§ **BRIEF**
Transcribe the rows exactly, starting at the row that contains "Decompose this screenshot" and stopping after the row that contains "entry-title: Изменение мощности".

[Data lines]
###

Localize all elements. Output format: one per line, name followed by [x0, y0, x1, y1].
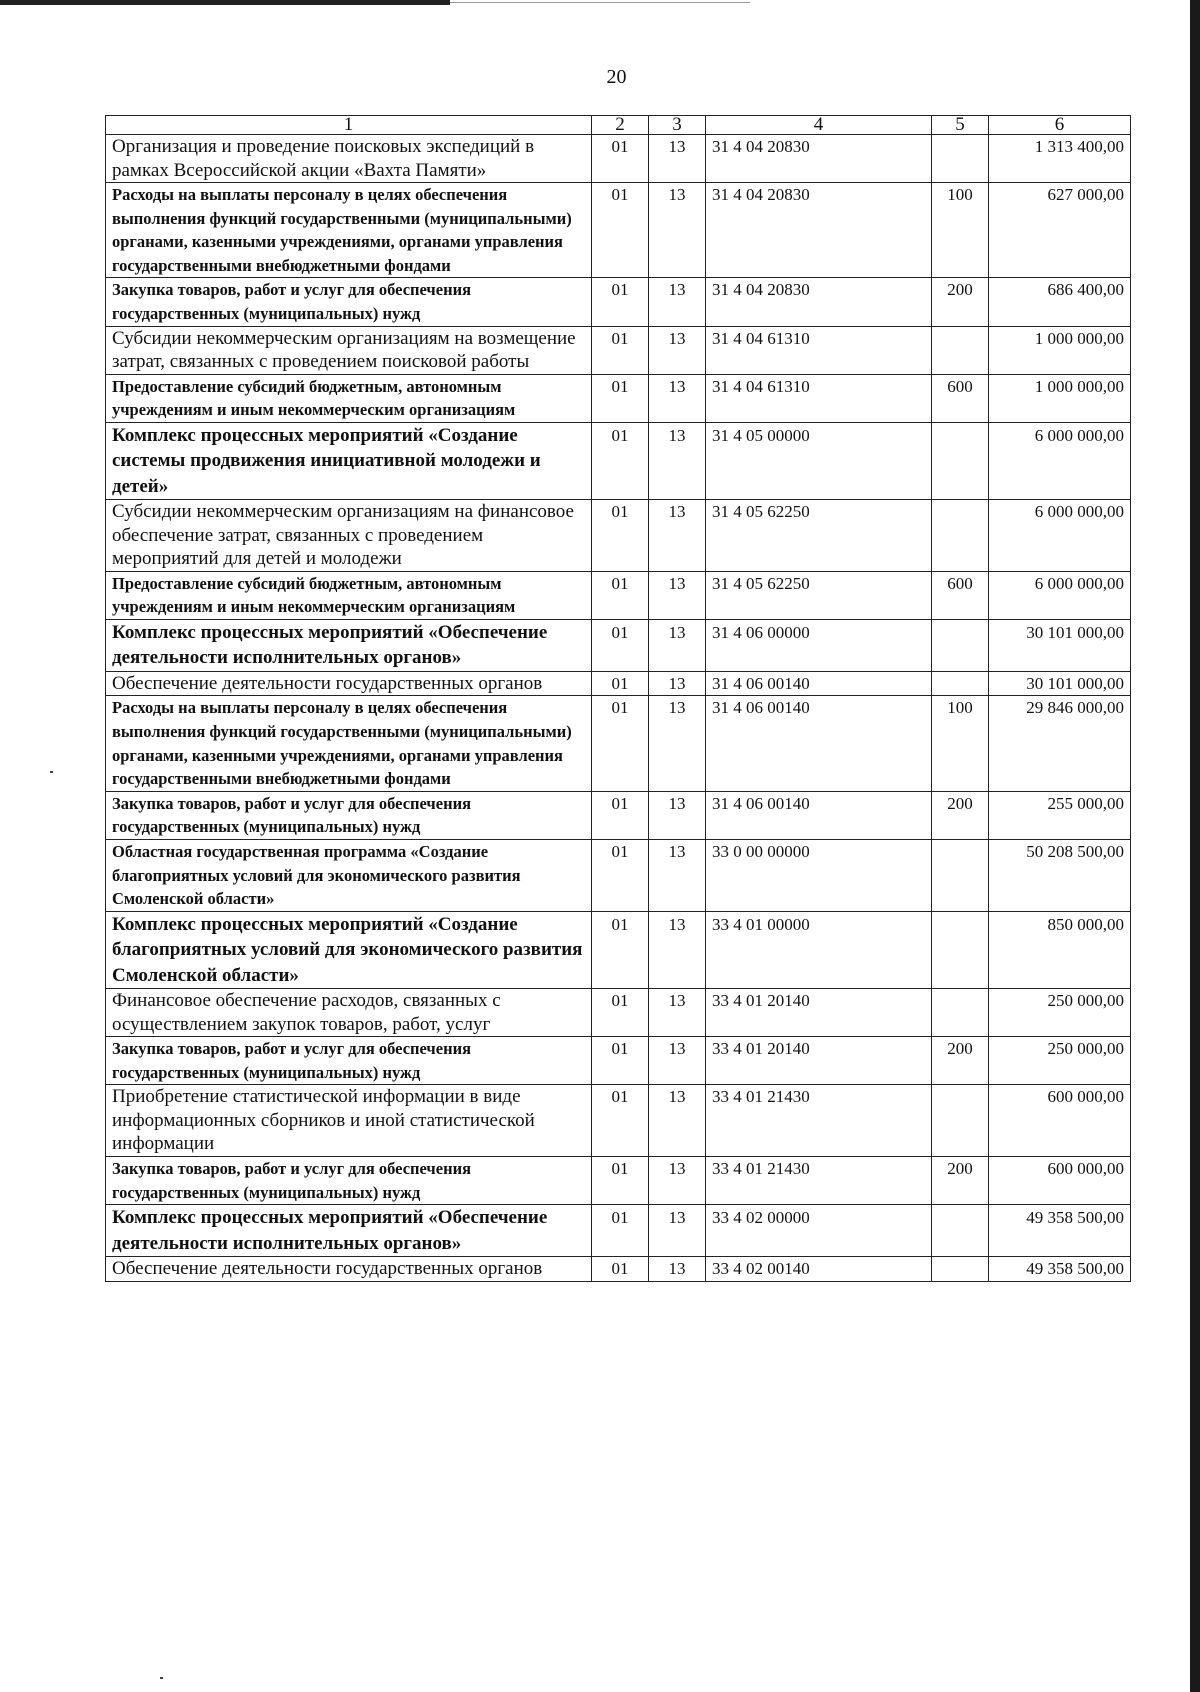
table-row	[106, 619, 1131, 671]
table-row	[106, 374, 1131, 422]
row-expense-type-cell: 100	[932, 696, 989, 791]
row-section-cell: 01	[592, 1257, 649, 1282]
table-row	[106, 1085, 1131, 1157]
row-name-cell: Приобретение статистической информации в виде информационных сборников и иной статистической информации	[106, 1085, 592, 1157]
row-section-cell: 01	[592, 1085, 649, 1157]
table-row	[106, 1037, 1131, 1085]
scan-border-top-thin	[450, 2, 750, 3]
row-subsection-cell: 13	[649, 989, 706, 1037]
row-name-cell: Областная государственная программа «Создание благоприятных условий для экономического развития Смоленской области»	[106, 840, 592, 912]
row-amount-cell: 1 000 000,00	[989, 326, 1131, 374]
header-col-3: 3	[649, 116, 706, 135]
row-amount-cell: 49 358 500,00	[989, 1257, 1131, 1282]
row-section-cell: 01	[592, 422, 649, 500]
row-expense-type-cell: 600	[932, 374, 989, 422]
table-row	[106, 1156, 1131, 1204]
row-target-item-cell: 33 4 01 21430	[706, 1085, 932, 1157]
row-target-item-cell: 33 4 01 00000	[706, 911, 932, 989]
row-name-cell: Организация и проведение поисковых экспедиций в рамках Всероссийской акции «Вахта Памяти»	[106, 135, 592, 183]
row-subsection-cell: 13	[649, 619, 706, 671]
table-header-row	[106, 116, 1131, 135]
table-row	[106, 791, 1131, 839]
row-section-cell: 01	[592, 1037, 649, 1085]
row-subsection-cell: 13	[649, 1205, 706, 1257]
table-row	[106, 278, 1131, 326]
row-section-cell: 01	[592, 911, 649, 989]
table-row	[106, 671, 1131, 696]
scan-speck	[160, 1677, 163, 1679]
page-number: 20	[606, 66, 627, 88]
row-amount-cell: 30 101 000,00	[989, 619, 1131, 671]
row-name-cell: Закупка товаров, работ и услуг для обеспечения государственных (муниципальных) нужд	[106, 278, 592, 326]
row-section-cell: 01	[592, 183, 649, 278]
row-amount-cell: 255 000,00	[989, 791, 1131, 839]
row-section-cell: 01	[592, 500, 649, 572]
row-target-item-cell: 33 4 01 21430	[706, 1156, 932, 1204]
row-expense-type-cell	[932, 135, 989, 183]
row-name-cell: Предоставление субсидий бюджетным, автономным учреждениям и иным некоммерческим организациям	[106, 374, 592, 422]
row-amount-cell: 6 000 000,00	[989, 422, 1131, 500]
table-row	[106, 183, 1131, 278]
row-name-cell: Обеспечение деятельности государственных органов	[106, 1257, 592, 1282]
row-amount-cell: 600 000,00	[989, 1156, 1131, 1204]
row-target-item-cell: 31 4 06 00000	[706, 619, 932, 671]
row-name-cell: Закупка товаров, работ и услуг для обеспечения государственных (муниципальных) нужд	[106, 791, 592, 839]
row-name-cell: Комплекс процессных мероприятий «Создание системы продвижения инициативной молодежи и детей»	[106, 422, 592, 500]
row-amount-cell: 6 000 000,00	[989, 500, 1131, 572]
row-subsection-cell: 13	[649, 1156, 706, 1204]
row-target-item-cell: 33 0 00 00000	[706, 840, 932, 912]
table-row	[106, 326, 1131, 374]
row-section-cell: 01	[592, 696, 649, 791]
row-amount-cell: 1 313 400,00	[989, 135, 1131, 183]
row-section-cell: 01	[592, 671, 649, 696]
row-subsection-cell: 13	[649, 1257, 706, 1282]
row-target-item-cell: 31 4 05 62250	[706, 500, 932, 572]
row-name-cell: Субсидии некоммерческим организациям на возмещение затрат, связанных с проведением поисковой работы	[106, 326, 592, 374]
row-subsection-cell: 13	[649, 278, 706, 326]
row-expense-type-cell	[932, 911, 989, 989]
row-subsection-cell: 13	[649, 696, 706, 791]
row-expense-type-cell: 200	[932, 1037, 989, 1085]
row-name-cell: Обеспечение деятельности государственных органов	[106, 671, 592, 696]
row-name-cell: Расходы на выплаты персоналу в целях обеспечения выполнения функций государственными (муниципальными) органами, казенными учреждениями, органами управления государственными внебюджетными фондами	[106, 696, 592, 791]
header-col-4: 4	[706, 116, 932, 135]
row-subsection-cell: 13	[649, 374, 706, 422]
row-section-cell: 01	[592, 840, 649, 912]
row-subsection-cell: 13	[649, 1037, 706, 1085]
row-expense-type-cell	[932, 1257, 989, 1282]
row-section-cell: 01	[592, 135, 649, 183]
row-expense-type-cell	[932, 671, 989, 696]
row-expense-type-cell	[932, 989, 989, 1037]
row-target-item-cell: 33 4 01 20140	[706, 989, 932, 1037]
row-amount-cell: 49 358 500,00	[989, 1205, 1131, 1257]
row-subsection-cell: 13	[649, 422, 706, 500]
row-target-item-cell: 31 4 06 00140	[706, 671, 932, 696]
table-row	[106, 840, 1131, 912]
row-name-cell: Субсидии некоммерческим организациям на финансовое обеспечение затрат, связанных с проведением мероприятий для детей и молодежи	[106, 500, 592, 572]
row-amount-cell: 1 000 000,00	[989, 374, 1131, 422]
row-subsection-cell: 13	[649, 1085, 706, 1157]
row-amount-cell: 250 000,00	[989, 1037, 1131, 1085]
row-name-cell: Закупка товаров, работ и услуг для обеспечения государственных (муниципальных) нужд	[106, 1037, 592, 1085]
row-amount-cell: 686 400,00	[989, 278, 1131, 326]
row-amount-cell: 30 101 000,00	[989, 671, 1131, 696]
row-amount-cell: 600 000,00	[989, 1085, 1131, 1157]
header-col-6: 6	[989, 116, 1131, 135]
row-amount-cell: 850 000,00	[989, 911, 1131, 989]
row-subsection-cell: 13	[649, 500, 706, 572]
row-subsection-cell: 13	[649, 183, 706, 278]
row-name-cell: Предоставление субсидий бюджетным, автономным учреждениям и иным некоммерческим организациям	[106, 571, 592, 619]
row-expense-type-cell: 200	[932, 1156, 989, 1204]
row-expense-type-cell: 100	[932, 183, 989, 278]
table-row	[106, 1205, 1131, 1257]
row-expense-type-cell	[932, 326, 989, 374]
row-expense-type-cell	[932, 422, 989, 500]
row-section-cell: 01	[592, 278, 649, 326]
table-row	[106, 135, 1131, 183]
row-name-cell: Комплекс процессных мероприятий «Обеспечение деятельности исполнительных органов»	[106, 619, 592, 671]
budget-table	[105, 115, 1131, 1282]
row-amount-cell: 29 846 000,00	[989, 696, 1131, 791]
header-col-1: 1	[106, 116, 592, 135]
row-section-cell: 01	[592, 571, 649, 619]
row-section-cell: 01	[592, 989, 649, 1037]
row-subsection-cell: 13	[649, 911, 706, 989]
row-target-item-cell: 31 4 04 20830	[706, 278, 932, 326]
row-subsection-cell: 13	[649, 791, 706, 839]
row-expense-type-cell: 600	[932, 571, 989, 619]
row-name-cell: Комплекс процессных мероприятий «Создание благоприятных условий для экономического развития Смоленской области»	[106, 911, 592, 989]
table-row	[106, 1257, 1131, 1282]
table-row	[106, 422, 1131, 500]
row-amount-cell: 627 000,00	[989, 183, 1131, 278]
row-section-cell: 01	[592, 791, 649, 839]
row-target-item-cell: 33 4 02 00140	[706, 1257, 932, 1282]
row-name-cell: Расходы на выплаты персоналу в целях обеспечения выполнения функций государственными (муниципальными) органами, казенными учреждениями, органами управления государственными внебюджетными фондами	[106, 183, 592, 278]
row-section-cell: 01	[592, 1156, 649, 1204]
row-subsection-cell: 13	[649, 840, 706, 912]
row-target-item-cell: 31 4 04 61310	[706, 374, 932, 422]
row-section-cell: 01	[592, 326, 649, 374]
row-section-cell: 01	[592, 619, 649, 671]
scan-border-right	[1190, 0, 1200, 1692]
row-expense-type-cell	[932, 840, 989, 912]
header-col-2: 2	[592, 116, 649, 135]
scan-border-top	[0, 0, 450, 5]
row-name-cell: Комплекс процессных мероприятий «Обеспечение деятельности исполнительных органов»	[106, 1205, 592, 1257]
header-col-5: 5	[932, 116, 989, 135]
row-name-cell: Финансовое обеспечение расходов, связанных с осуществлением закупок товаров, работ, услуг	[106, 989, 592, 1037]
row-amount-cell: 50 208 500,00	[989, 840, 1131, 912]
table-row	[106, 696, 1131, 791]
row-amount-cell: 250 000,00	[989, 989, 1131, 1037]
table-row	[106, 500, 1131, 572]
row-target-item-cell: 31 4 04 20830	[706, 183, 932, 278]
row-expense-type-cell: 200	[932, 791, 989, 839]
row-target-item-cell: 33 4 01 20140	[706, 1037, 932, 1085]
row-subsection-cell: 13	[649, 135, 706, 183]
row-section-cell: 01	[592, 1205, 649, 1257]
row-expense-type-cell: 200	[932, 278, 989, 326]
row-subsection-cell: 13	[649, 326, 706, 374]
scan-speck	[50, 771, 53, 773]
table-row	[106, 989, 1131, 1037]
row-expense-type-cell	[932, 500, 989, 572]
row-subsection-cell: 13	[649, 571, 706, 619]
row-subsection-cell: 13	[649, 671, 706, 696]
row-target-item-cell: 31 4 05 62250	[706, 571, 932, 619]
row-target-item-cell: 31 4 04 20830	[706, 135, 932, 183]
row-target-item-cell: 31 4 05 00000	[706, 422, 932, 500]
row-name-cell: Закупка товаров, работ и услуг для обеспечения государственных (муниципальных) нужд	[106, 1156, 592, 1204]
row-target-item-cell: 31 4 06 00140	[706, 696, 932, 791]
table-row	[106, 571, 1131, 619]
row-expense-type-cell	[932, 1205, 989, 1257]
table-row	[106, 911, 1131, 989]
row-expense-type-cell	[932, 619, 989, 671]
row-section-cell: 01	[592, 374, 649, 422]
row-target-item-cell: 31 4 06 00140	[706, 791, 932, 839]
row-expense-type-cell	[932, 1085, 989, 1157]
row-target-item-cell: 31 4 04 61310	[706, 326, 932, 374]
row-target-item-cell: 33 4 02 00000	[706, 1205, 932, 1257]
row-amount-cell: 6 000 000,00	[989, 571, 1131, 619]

###

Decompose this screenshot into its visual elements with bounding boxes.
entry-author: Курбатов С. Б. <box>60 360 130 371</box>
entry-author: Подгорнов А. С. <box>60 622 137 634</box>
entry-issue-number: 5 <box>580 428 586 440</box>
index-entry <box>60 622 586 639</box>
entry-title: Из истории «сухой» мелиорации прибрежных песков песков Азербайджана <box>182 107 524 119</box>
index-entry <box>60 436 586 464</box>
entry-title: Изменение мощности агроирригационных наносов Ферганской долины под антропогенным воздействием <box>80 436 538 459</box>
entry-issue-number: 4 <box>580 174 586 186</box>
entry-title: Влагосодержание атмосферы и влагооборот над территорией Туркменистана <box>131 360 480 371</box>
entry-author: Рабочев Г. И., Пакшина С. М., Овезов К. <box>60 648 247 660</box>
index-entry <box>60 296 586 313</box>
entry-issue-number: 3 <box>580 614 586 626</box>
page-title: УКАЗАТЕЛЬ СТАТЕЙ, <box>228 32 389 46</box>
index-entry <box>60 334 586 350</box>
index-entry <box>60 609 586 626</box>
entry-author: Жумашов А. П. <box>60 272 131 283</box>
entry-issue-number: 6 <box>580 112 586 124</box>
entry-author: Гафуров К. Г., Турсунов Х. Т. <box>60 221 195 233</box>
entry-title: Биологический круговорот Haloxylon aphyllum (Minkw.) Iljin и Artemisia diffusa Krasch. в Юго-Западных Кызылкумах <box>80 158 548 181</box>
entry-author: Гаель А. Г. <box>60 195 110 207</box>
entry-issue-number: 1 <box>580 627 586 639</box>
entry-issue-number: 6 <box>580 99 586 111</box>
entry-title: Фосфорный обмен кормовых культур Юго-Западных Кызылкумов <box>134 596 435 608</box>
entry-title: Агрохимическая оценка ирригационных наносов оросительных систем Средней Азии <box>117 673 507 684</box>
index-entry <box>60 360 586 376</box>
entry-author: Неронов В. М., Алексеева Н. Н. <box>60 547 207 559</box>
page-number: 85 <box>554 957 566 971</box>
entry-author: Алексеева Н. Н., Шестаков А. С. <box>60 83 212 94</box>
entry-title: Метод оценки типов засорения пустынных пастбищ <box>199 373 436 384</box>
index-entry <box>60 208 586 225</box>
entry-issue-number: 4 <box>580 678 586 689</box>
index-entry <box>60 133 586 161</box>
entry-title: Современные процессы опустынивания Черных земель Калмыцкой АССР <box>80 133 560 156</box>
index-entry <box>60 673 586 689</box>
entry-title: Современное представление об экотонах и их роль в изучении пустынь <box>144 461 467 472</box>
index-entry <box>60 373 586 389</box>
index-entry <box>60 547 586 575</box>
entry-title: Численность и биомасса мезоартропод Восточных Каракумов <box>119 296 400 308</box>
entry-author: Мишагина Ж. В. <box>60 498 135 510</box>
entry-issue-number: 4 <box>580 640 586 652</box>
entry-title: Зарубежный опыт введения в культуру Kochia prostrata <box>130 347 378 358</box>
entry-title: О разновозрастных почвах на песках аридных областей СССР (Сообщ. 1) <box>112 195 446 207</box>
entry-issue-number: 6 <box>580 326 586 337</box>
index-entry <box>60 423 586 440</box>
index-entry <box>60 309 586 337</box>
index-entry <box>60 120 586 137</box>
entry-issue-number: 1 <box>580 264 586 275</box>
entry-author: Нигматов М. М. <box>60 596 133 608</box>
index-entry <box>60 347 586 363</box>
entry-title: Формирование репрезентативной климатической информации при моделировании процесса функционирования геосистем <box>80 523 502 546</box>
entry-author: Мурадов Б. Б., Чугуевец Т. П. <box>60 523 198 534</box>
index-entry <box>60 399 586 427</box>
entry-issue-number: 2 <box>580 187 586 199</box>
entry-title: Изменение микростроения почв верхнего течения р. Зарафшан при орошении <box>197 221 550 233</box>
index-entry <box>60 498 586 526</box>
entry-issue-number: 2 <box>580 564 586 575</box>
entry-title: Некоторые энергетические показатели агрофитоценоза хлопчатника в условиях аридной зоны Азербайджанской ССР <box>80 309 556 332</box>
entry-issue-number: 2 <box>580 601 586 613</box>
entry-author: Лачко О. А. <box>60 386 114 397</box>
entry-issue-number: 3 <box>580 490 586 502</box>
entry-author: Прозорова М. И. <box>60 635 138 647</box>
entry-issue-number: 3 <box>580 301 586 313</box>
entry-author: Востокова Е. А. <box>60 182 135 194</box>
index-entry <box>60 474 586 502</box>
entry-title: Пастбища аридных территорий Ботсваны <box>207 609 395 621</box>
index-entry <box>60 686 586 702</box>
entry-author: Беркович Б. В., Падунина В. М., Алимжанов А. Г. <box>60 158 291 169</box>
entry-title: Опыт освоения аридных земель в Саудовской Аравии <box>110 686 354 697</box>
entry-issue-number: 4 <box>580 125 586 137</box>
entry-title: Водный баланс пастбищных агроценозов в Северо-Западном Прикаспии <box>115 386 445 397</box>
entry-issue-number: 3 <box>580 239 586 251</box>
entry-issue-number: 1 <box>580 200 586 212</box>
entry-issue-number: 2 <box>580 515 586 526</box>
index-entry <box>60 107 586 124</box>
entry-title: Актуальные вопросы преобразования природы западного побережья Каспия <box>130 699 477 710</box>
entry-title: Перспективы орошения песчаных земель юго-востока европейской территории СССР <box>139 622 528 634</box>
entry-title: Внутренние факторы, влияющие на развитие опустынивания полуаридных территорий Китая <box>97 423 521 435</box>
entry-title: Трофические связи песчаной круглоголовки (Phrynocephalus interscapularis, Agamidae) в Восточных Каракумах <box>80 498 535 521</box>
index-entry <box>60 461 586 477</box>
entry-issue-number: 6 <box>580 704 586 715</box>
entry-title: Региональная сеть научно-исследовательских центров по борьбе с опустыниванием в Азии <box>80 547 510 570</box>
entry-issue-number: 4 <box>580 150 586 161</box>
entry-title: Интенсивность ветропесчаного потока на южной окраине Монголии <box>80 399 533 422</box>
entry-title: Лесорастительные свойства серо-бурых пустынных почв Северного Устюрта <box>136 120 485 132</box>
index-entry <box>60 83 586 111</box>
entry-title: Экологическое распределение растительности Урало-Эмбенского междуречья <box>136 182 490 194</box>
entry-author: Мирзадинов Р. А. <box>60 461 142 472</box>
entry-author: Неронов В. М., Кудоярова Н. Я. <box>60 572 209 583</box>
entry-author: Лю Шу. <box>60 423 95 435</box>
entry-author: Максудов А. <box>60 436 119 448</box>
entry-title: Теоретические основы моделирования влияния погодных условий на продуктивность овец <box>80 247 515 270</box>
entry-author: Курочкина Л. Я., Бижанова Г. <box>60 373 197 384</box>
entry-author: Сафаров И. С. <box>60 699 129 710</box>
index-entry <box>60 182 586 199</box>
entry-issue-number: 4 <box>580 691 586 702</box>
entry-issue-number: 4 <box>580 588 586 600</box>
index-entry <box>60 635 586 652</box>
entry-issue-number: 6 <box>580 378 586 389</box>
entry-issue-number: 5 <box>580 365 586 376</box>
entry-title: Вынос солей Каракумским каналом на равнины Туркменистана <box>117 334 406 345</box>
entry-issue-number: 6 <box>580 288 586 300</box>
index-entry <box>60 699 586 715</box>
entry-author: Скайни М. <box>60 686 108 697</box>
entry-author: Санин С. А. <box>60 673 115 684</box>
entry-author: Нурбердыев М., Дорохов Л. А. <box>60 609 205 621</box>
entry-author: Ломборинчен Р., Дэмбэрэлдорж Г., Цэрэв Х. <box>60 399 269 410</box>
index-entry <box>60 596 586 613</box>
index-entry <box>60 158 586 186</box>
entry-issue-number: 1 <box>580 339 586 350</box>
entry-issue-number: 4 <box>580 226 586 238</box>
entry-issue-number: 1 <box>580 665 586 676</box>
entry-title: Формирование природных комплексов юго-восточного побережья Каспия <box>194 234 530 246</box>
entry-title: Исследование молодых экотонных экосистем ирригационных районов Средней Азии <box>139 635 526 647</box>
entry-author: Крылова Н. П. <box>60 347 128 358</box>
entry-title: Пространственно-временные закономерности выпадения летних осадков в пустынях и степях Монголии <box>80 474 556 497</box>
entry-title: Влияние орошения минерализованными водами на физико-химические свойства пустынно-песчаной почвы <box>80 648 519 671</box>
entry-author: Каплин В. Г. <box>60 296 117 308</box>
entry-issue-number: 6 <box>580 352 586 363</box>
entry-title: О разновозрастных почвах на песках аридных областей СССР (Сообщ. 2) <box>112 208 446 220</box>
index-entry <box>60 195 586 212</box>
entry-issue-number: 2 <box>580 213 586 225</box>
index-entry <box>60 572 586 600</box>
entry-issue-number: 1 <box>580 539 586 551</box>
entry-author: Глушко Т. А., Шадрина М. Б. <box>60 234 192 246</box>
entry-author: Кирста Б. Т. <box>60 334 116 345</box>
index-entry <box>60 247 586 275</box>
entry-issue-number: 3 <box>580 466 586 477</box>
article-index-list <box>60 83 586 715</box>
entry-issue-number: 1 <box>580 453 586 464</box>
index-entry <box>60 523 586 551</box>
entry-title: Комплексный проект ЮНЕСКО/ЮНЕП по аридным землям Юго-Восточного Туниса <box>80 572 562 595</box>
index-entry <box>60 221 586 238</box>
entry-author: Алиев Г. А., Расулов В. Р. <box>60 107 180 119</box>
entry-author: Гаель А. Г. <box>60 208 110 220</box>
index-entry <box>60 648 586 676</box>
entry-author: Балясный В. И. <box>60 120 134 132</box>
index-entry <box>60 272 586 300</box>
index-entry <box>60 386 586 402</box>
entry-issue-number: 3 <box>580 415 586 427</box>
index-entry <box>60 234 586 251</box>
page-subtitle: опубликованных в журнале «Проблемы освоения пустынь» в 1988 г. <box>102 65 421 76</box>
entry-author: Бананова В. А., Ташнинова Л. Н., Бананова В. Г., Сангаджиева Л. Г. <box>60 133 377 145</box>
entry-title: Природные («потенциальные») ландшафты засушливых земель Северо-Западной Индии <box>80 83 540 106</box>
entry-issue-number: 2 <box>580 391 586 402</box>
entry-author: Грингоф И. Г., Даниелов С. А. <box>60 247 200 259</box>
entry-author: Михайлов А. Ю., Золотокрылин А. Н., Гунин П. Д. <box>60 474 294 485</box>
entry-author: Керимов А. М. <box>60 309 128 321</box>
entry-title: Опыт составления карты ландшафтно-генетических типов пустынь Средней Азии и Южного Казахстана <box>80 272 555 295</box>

###

§ **WRITTEN SOLUTION**
Decompose this screenshot into its visual elements with bounding boxes.
entry-author: Курбатов С. Б. <box>60 360 130 371</box>
entry-author: Подгорнов А. С. <box>60 622 137 634</box>
entry-issue-number: 5 <box>580 428 586 440</box>
index-entry <box>60 622 586 639</box>
entry-title: Из истории «сухой» мелиорации прибрежных песков песков Азербайджана <box>182 107 524 119</box>
index-entry <box>60 436 586 464</box>
entry-title: Изменение мощности агроирригационных наносов Ферганской долины под антропогенным воздействием <box>80 436 538 459</box>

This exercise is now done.